## Given problem
Copy the data that follows, character for character, minus the pictures.

## Given entries
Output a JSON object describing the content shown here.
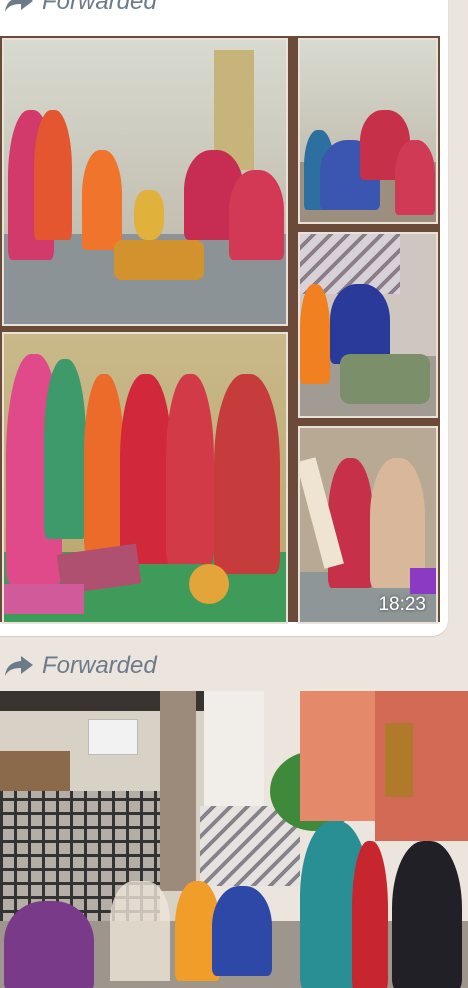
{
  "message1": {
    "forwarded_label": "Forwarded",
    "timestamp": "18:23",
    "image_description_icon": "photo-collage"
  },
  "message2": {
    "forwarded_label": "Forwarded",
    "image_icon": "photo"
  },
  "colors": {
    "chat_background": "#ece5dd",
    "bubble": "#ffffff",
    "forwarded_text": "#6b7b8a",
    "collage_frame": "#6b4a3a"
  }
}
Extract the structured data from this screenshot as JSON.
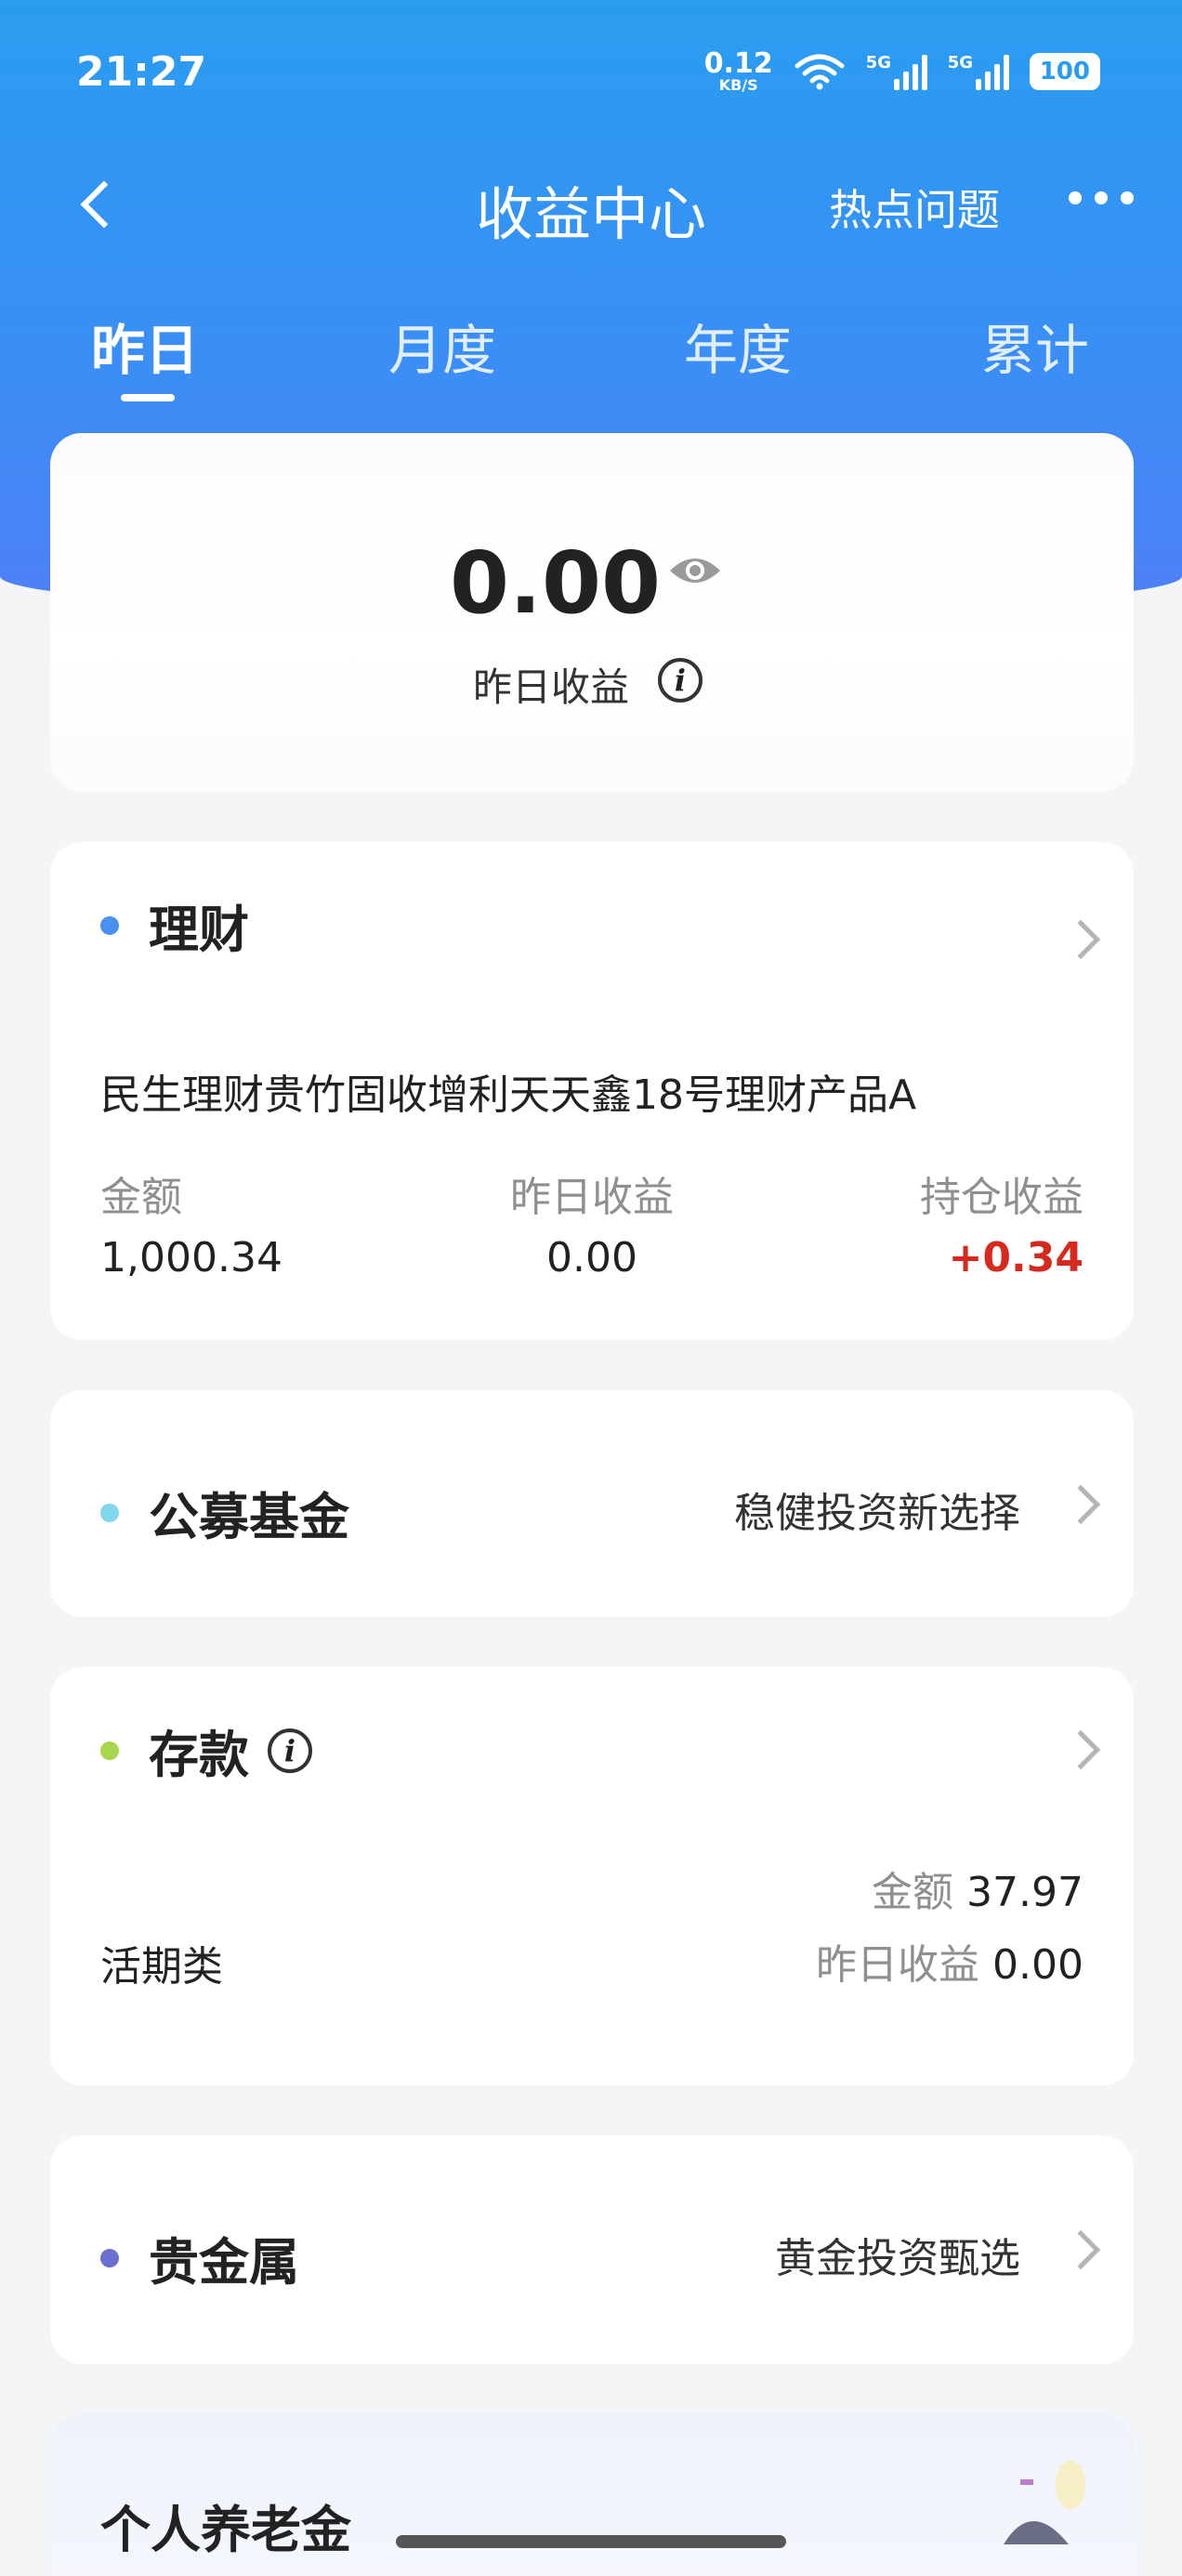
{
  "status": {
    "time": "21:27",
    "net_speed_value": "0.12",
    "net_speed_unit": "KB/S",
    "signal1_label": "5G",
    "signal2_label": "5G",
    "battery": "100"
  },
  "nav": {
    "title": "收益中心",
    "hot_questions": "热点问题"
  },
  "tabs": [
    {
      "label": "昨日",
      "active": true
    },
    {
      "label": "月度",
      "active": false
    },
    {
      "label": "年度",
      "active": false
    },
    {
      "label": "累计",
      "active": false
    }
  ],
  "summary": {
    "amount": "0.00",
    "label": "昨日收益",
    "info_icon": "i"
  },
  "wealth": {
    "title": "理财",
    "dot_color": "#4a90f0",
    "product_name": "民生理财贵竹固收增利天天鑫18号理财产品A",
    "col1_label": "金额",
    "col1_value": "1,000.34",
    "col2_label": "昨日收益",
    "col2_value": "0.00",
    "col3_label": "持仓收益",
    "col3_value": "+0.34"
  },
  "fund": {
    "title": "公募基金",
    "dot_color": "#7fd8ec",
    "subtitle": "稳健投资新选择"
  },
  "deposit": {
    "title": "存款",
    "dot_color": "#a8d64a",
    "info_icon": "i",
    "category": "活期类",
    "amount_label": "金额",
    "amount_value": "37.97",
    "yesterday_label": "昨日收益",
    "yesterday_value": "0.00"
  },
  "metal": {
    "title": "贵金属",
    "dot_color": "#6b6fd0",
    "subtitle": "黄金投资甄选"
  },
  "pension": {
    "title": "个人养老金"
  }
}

## Written response
Output a JSON object describing the content shown here.
{
  "message1": {
    "forwarded_label": "Forwarded",
    "timestamp": "18:23",
    "image_description_icon": "photo-collage"
  },
  "message2": {
    "forwarded_label": "Forwarded",
    "image_icon": "photo"
  },
  "colors": {
    "chat_background": "#ece5dd",
    "bubble": "#ffffff",
    "forwarded_text": "#6b7b8a",
    "collage_frame": "#6b4a3a"
  }
}
Extract the structured data from this screenshot as JSON.
{
  "status": {
    "time": "21:27",
    "net_speed_value": "0.12",
    "net_speed_unit": "KB/S",
    "signal1_label": "5G",
    "signal2_label": "5G",
    "battery": "100"
  },
  "nav": {
    "title": "收益中心",
    "hot_questions": "热点问题"
  },
  "tabs": [
    {
      "label": "昨日",
      "active": true
    },
    {
      "label": "月度",
      "active": false
    },
    {
      "label": "年度",
      "active": false
    },
    {
      "label": "累计",
      "active": false
    }
  ],
  "summary": {
    "amount": "0.00",
    "label": "昨日收益",
    "info_icon": "i"
  },
  "wealth": {
    "title": "理财",
    "dot_color": "#4a90f0",
    "product_name": "民生理财贵竹固收增利天天鑫18号理财产品A",
    "col1_label": "金额",
    "col1_value": "1,000.34",
    "col2_label": "昨日收益",
    "col2_value": "0.00",
    "col3_label": "持仓收益",
    "col3_value": "+0.34"
  },
  "fund": {
    "title": "公募基金",
    "dot_color": "#7fd8ec",
    "subtitle": "稳健投资新选择"
  },
  "deposit": {
    "title": "存款",
    "dot_color": "#a8d64a",
    "info_icon": "i",
    "category": "活期类",
    "amount_label": "金额",
    "amount_value": "37.97",
    "yesterday_label": "昨日收益",
    "yesterday_value": "0.00"
  },
  "metal": {
    "title": "贵金属",
    "dot_color": "#6b6fd0",
    "subtitle": "黄金投资甄选"
  },
  "pension": {
    "title": "个人养老金"
  }
}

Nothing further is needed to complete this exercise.